═════ INPUT MATERIAL
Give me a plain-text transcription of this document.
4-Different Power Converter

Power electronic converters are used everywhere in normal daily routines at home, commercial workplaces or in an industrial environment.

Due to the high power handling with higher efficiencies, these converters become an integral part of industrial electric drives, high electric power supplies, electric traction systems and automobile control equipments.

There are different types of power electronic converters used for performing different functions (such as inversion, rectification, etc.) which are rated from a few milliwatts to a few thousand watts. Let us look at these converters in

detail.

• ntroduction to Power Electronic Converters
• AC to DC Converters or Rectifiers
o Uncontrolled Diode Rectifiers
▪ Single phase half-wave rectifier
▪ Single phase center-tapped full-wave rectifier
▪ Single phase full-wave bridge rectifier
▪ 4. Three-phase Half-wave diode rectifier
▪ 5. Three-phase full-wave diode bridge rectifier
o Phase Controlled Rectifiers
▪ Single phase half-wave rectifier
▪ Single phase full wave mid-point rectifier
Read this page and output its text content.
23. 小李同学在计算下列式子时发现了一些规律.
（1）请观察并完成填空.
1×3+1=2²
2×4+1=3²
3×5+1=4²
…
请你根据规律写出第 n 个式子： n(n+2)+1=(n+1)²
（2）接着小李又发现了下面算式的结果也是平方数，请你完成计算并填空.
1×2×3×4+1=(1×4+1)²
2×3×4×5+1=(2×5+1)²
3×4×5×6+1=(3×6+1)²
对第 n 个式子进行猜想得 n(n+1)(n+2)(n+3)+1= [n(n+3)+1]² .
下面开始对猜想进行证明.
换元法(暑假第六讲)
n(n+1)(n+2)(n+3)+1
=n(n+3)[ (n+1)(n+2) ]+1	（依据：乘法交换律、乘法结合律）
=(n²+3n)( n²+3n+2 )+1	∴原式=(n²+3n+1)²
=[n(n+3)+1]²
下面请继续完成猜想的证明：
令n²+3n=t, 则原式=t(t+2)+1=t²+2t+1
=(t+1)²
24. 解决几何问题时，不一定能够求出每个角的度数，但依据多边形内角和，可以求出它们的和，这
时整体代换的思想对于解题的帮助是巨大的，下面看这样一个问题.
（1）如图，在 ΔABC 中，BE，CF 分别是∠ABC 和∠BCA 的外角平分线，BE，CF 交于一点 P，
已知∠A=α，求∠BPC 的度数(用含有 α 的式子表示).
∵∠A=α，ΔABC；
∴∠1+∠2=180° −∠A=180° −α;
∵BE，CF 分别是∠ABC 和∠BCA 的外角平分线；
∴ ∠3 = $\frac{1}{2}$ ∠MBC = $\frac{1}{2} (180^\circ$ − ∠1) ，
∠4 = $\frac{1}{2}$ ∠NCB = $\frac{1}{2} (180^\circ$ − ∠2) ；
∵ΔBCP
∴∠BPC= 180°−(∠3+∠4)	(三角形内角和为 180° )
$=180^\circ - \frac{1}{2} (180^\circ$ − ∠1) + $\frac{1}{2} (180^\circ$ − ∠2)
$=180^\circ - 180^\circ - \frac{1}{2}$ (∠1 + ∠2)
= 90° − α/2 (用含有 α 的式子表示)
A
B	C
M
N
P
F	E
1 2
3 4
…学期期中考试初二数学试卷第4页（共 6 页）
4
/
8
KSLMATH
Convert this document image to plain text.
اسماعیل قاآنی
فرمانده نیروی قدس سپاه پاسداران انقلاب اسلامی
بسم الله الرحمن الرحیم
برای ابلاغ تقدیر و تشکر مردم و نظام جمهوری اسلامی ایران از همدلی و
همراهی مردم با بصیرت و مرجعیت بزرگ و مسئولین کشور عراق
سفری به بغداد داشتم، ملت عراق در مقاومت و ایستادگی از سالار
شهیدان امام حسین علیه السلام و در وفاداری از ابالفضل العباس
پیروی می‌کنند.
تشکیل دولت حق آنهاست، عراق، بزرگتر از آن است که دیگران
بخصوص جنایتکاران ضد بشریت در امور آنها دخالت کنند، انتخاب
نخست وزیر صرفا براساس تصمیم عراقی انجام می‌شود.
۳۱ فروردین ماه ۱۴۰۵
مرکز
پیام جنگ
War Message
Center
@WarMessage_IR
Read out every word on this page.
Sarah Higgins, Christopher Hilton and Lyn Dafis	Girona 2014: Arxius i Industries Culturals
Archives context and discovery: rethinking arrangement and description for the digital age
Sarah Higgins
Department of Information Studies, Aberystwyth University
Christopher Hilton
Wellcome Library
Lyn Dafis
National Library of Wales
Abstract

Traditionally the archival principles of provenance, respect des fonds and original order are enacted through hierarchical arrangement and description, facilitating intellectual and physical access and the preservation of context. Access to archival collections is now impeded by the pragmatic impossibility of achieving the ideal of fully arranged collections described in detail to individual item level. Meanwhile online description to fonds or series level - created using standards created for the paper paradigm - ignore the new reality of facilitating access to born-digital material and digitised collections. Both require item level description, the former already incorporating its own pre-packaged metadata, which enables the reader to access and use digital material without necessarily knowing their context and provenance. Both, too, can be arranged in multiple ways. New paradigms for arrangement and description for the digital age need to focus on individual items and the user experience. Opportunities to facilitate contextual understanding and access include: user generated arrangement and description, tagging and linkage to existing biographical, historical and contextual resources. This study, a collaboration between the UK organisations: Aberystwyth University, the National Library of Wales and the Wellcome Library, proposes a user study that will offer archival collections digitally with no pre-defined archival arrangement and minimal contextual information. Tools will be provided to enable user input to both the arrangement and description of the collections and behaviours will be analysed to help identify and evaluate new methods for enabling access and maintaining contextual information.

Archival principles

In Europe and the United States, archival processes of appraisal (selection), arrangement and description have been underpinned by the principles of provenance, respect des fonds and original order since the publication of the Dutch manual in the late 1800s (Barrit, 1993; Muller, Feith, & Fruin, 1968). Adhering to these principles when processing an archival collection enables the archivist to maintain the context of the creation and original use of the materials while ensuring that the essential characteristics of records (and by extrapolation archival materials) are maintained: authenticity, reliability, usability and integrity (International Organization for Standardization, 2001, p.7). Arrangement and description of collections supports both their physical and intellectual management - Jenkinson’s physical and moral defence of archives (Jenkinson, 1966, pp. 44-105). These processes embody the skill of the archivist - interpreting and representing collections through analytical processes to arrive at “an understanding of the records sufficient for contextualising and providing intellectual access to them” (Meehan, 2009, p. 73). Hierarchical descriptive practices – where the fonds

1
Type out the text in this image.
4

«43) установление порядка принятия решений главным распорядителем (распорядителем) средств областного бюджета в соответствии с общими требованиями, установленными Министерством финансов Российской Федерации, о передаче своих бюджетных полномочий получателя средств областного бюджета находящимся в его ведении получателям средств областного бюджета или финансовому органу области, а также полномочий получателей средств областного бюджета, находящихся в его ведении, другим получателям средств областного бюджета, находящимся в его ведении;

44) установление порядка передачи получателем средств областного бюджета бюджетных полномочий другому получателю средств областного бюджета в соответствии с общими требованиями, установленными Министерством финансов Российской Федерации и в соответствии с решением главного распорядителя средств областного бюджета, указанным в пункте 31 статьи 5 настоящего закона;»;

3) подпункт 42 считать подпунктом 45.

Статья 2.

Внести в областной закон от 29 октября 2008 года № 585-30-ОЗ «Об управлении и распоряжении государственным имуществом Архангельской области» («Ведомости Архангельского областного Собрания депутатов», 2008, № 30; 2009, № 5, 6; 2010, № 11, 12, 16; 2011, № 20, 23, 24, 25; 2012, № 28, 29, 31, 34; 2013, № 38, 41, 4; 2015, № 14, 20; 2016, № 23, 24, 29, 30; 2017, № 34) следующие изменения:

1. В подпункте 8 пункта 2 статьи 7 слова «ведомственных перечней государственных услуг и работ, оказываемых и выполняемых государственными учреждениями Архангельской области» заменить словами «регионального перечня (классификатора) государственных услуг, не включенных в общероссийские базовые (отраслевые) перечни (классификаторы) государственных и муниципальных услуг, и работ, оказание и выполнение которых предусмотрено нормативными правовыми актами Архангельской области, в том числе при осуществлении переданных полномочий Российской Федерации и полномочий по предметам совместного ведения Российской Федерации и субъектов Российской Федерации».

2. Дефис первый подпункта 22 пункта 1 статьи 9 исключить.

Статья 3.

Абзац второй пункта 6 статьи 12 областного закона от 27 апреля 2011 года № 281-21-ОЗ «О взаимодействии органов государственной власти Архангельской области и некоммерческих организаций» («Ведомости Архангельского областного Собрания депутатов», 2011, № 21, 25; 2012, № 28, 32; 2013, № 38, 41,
══════════
* YOUR TASK:
Pull out all lines of the data with the string "page".

* TASK RESPONSE:
Read this page and output its text content.
Read out every word on this page.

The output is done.